# Set problem:
In the listing below, pick out lines with "text".

########################################

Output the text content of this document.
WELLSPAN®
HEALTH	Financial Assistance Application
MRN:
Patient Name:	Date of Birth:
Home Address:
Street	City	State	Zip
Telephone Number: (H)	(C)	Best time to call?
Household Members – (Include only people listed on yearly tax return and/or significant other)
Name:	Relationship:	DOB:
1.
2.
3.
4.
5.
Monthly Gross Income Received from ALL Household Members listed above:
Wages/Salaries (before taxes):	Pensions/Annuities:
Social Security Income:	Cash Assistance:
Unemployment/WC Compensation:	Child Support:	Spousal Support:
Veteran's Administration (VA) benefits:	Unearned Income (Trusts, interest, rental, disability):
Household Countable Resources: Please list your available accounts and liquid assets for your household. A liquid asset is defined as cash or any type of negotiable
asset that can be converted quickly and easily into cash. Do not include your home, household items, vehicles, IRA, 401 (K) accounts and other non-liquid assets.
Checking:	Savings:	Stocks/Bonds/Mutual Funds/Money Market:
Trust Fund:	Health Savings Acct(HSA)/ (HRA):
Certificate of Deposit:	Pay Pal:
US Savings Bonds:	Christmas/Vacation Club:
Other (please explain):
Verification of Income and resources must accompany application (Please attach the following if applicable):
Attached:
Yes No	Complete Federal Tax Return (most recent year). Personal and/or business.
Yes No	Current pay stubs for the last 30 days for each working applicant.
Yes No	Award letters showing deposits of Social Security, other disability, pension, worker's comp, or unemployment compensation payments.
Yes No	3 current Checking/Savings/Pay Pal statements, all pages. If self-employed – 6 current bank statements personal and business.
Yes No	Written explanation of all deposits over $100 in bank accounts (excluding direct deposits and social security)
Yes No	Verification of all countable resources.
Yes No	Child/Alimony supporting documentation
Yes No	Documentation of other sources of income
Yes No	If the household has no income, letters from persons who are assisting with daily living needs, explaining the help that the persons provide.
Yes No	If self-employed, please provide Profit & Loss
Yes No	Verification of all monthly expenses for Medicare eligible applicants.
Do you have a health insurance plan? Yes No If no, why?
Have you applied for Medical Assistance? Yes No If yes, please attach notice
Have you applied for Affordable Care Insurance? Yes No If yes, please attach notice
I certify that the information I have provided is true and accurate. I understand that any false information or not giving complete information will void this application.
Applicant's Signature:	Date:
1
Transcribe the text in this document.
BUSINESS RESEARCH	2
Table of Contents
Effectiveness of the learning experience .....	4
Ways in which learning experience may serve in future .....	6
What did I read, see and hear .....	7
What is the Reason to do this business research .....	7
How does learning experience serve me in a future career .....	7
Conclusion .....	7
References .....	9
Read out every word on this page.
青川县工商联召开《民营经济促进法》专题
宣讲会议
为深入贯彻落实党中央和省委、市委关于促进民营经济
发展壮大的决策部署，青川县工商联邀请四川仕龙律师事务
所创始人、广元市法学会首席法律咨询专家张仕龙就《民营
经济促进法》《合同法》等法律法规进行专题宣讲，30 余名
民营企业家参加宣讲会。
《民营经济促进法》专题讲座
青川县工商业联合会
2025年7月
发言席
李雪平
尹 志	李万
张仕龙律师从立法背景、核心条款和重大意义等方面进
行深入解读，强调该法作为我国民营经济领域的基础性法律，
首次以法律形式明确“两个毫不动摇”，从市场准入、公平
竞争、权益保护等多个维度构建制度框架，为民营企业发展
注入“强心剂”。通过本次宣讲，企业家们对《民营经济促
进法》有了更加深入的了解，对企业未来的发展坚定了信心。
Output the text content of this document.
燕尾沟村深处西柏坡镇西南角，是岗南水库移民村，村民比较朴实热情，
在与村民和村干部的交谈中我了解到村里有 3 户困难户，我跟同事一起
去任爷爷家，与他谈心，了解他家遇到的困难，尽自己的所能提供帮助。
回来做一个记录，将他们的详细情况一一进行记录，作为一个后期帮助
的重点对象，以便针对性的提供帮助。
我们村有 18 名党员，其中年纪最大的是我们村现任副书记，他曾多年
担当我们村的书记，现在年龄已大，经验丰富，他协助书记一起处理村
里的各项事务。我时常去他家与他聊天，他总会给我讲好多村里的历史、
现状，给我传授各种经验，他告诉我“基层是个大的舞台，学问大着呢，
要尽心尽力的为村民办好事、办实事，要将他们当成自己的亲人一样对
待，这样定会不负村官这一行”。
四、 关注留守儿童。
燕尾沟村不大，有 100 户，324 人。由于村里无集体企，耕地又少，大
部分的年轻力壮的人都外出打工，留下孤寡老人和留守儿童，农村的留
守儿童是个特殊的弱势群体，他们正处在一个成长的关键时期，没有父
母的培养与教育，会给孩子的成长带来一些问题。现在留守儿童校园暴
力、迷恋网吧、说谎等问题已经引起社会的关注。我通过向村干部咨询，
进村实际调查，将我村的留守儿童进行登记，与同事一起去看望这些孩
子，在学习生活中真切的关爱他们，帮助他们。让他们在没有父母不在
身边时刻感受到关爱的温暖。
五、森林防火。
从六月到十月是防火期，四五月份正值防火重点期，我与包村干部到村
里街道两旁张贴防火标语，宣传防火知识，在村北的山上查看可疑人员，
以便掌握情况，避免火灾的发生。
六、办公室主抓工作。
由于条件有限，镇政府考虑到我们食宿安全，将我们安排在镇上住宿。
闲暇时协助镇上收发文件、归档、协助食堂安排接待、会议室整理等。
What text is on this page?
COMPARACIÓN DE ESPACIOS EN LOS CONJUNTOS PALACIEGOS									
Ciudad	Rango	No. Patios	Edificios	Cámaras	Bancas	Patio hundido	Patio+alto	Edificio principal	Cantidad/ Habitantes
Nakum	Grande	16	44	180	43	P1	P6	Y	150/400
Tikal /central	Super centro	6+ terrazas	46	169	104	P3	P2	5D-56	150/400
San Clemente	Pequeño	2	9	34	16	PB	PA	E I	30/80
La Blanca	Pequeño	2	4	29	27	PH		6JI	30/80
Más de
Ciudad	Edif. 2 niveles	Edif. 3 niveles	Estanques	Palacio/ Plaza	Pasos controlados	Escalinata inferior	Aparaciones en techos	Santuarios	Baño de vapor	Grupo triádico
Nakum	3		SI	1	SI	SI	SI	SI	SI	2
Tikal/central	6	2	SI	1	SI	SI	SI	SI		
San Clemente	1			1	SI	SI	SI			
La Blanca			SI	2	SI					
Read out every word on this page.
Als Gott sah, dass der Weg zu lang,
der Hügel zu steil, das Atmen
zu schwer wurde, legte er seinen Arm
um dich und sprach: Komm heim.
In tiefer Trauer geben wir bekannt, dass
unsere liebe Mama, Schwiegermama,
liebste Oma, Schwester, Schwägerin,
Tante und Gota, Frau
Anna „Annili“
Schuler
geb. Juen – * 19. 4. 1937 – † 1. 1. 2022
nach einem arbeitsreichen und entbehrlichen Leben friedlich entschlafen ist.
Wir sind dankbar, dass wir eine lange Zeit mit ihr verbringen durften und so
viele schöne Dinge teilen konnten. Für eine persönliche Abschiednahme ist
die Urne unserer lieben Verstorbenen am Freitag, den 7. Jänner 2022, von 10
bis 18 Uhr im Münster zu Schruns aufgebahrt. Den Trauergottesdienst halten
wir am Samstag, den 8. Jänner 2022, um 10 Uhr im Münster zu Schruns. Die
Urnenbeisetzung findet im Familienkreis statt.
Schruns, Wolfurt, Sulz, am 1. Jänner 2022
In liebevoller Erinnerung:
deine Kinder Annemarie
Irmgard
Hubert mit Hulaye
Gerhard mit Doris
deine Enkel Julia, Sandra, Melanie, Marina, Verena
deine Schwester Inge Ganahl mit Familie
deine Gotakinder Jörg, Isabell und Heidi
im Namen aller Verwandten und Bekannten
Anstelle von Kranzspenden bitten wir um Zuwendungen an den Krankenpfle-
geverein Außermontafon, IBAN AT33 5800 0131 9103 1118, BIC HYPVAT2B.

########################################

# Output for this task:
Output the text content of this document.
Transcribe the text in this document.
Output the text content of this document.
What text is on this page?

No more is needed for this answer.